TASK OBJECTIVE.
Give the listing again character for character, but drop the images.

RECORDS FOR THE EXERCISE.
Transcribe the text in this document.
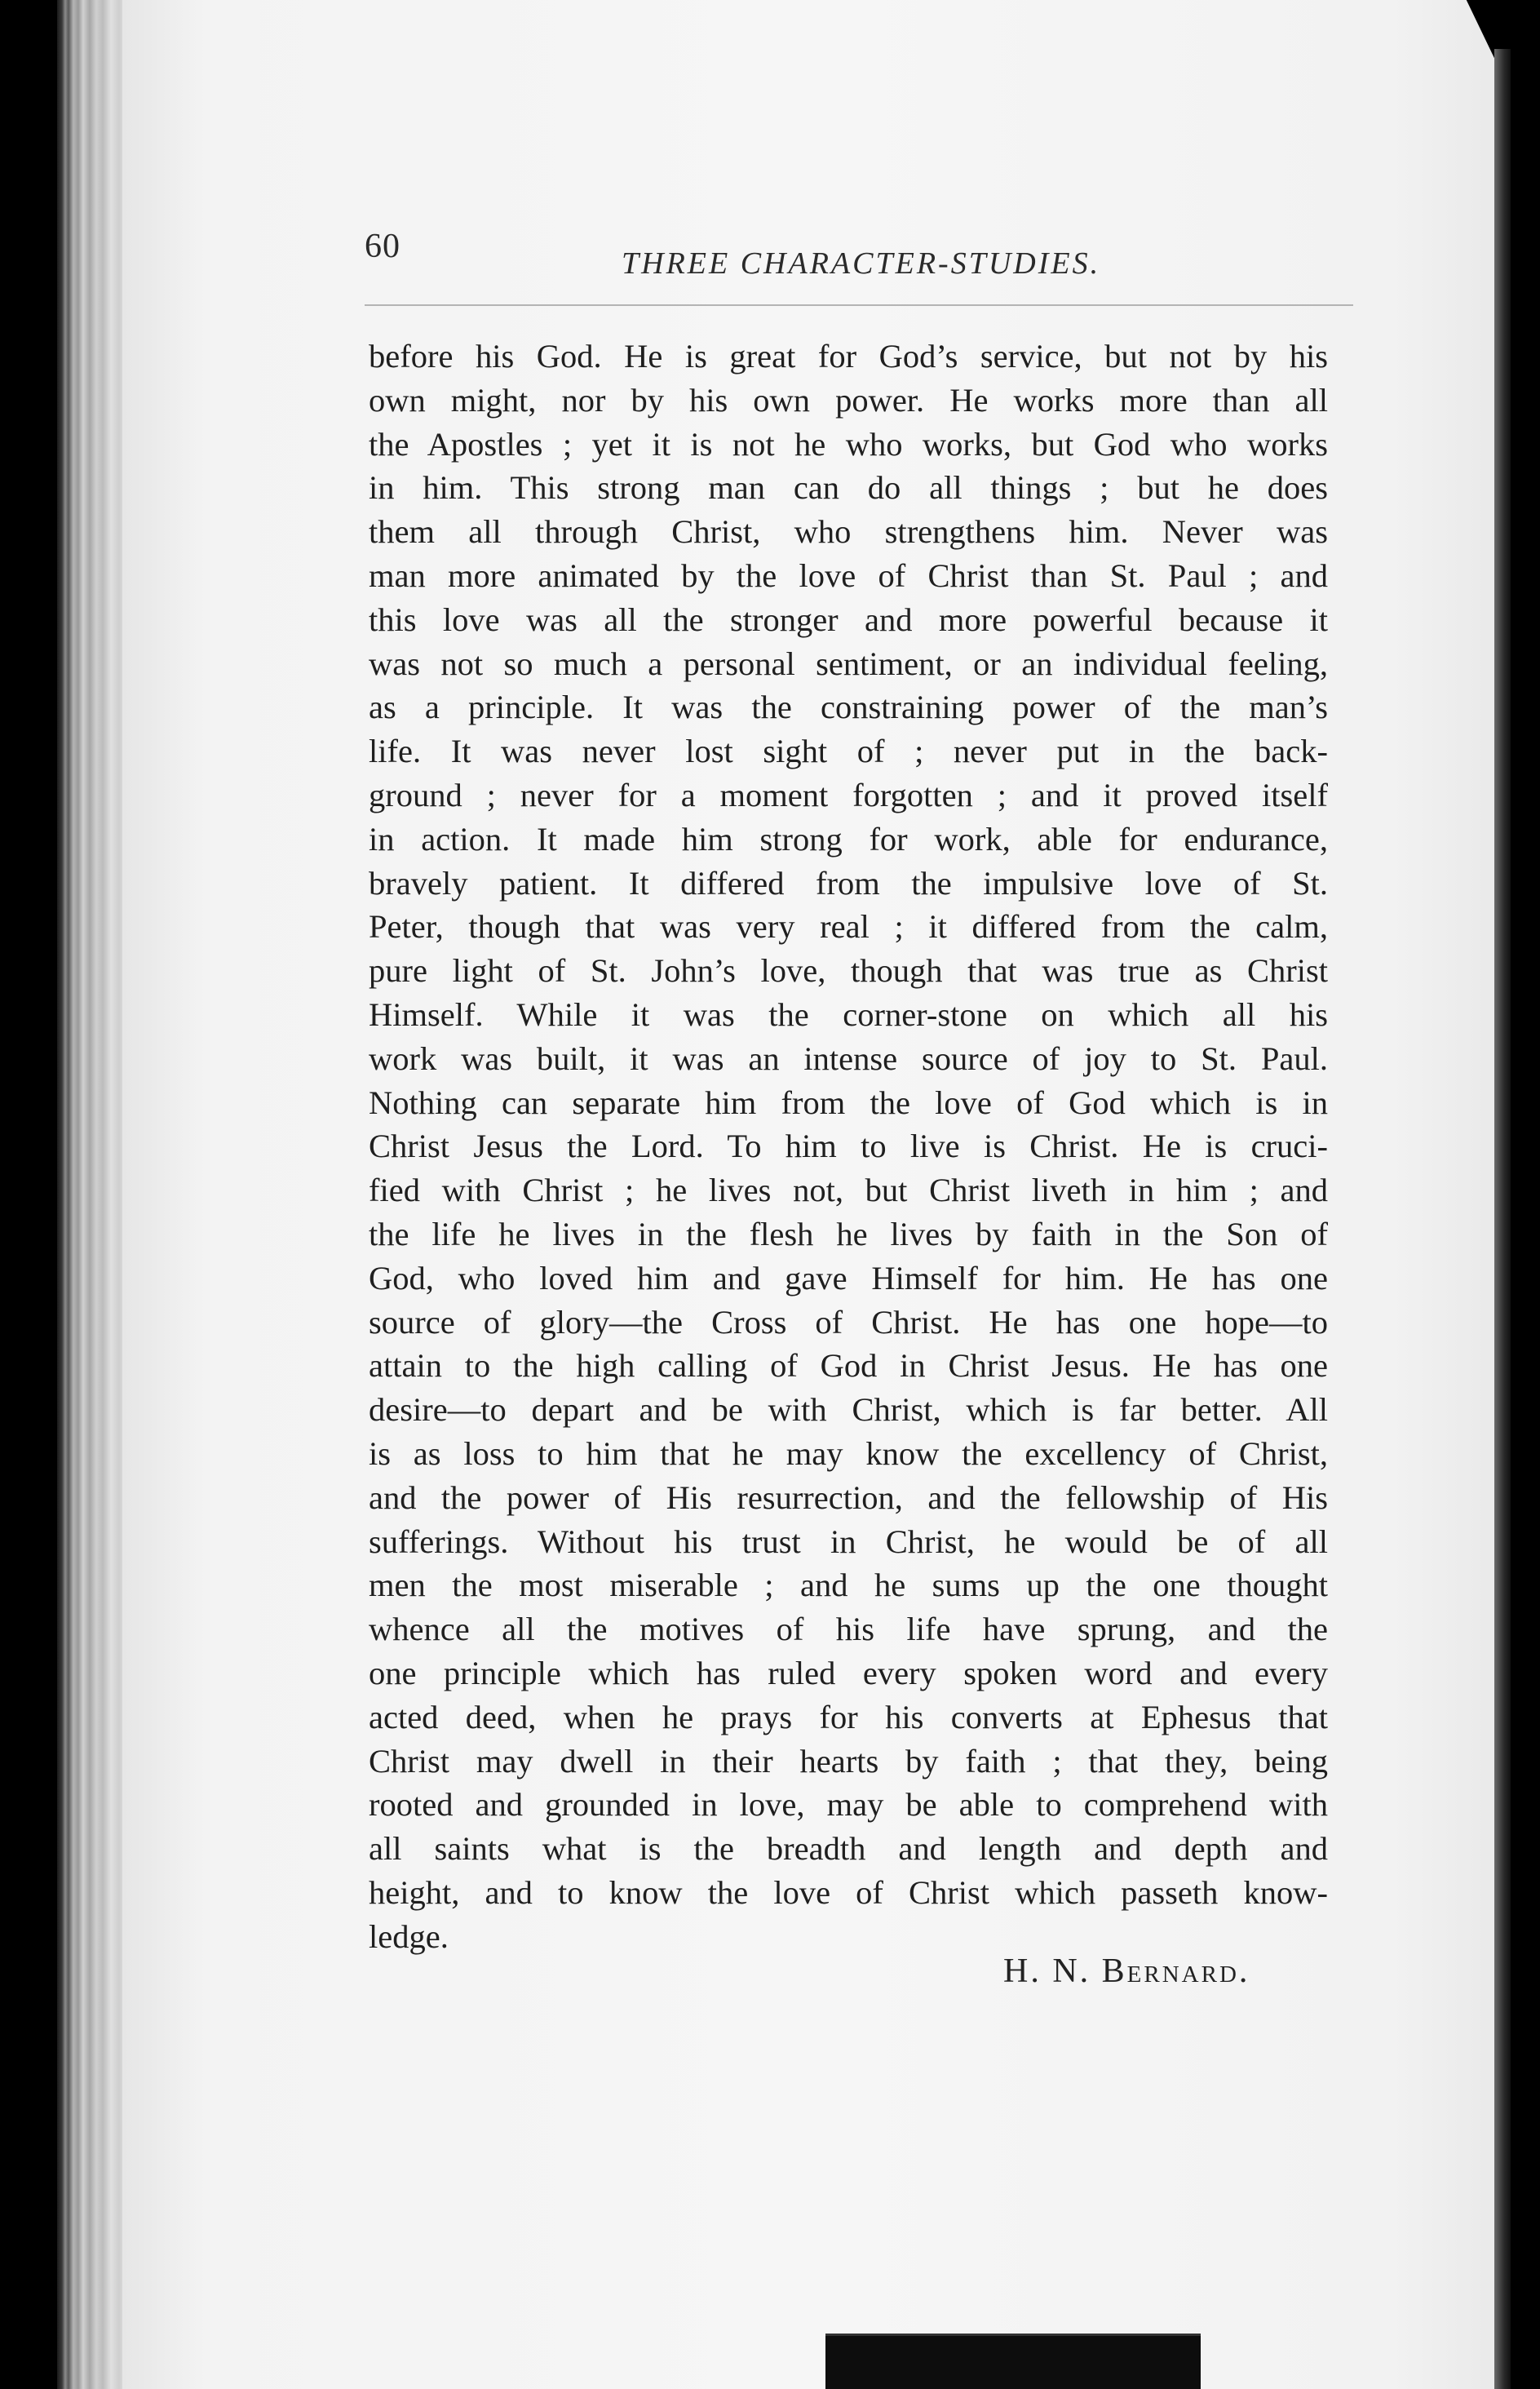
60	THREE CHARACTER-STUDIES.
before his God. He is great for God’s service, but not by his
own might, nor by his own power. He works more than all
the Apostles ; yet it is not he who works, but God who works
in him. This strong man can do all things ; but he does
them all through Christ, who strengthens him. Never was
man more animated by the love of Christ than St. Paul ; and
this love was all the stronger and more powerful because it
was not so much a personal sentiment, or an individual feeling,
as a principle. It was the constraining power of the man’s
life. It was never lost sight of ; never put in the back-
ground ; never for a moment forgotten ; and it proved itself
in action. It made him strong for work, able for endurance,
bravely patient. It differed from the impulsive love of St.
Peter, though that was very real ; it differed from the calm,
pure light of St. John’s love, though that was true as Christ
Himself. While it was the corner-stone on which all his
work was built, it was an intense source of joy to St. Paul.
Nothing can separate him from the love of God which is in
Christ Jesus the Lord. To him to live is Christ. He is cruci-
fied with Christ ; he lives not, but Christ liveth in him ; and
the life he lives in the flesh he lives by faith in the Son of
God, who loved him and gave Himself for him. He has one
source of glory—the Cross of Christ. He has one hope—to
attain to the high calling of God in Christ Jesus. He has one
desire—to depart and be with Christ, which is far better. All
is as loss to him that he may know the excellency of Christ,
and the power of His resurrection, and the fellowship of His
sufferings. Without his trust in Christ, he would be of all
men the most miserable ; and he sums up the one thought
whence all the motives of his life have sprung, and the
one principle which has ruled every spoken word and every
acted deed, when he prays for his converts at Ephesus that
Christ may dwell in their hearts by faith ; that they, being
rooted and grounded in love, may be able to comprehend with
all saints what is the breadth and length and depth and
height, and to know the love of Christ which passeth know-
ledge.
H. N. Bernard.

WRITTEN SOLUTION.
Transcribe the text in this document.
60	THREE CHARACTER-STUDIES.
before his God. He is great for God’s service, but not by his
own might, nor by his own power. He works more than all
the Apostles ; yet it is not he who works, but God who works
in him. This strong man can do all things ; but he does
them all through Christ, who strengthens him. Never was
man more animated by the love of Christ than St. Paul ; and
this love was all the stronger and more powerful because it
was not so much a personal sentiment, or an individual feeling,
as a principle. It was the constraining power of the man’s
life. It was never lost sight of ; never put in the back-
ground ; never for a moment forgotten ; and it proved itself
in action. It made him strong for work, able for endurance,
bravely patient. It differed from the impulsive love of St.
Peter, though that was very real ; it differed from the calm,
pure light of St. John’s love, though that was true as Christ
Himself. While it was the corner-stone on which all his
work was built, it was an intense source of joy to St. Paul.
Nothing can separate him from the love of God which is in
Christ Jesus the Lord. To him to live is Christ. He is cruci-
fied with Christ ; he lives not, but Christ liveth in him ; and
the life he lives in the flesh he lives by faith in the Son of
God, who loved him and gave Himself for him. He has one
source of glory—the Cross of Christ. He has one hope—to
attain to the high calling of God in Christ Jesus. He has one
desire—to depart and be with Christ, which is far better. All
is as loss to him that he may know the excellency of Christ,
and the power of His resurrection, and the fellowship of His
sufferings. Without his trust in Christ, he would be of all
men the most miserable ; and he sums up the one thought
whence all the motives of his life have sprung, and the
one principle which has ruled every spoken word and every
acted deed, when he prays for his converts at Ephesus that
Christ may dwell in their hearts by faith ; that they, being
rooted and grounded in love, may be able to comprehend with
all saints what is the breadth and length and depth and
height, and to know the love of Christ which passeth know-
ledge.
H. N. Bernard.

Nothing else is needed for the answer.